* Begin Data extract *

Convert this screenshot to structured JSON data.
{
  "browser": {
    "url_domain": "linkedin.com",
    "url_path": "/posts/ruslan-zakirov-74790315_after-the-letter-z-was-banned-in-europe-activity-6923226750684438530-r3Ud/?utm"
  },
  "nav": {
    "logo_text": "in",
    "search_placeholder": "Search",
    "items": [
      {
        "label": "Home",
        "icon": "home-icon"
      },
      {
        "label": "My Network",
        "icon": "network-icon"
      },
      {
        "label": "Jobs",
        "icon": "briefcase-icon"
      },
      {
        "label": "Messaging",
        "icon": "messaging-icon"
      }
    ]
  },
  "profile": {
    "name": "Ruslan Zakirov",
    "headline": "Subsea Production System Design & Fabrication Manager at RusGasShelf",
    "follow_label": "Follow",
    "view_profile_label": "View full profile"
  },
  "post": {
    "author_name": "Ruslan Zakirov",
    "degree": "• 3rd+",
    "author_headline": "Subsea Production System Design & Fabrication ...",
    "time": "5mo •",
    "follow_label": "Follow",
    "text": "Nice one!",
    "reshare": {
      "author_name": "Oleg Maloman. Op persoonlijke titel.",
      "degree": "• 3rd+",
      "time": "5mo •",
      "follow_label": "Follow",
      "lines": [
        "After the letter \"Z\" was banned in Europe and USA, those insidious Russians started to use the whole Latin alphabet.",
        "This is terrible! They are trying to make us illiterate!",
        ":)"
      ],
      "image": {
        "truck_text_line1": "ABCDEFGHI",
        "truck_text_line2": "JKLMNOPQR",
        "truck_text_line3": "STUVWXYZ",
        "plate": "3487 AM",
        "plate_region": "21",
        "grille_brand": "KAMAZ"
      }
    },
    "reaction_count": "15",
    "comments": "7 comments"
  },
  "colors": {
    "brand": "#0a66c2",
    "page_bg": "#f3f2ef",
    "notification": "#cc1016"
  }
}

* End Data extract *

Copy all of the data exactly.

= Answer below =
Convert this screenshot to structured JSON data.
{
  "browser": {
    "url_domain": "linkedin.com",
    "url_path": "/posts/ruslan-zakirov-74790315_after-the-letter-z-was-banned-in-europe-activity-6923226750684438530-r3Ud/?utm"
  },
  "nav": {
    "logo_text": "in",
    "search_placeholder": "Search",
    "items": [
      {
        "label": "Home",
        "icon": "home-icon"
      },
      {
        "label": "My Network",
        "icon": "network-icon"
      },
      {
        "label": "Jobs",
        "icon": "briefcase-icon"
      },
      {
        "label": "Messaging",
        "icon": "messaging-icon"
      }
    ]
  },
  "profile": {
    "name": "Ruslan Zakirov",
    "headline": "Subsea Production System Design & Fabrication Manager at RusGasShelf",
    "follow_label": "Follow",
    "view_profile_label": "View full profile"
  },
  "post": {
    "author_name": "Ruslan Zakirov",
    "degree": "• 3rd+",
    "author_headline": "Subsea Production System Design & Fabrication ...",
    "time": "5mo •",
    "follow_label": "Follow",
    "text": "Nice one!",
    "reshare": {
      "author_name": "Oleg Maloman. Op persoonlijke titel.",
      "degree": "• 3rd+",
      "time": "5mo •",
      "follow_label": "Follow",
      "lines": [
        "After the letter \"Z\" was banned in Europe and USA, those insidious Russians started to use the whole Latin alphabet.",
        "This is terrible! They are trying to make us illiterate!",
        ":)"
      ],
      "image": {
        "truck_text_line1": "ABCDEFGHI",
        "truck_text_line2": "JKLMNOPQR",
        "truck_text_line3": "STUVWXYZ",
        "plate": "3487 AM",
        "plate_region": "21",
        "grille_brand": "KAMAZ"
      }
    },
    "reaction_count": "15",
    "comments": "7 comments"
  },
  "colors": {
    "brand": "#0a66c2",
    "page_bg": "#f3f2ef",
    "notification": "#cc1016"
  }
}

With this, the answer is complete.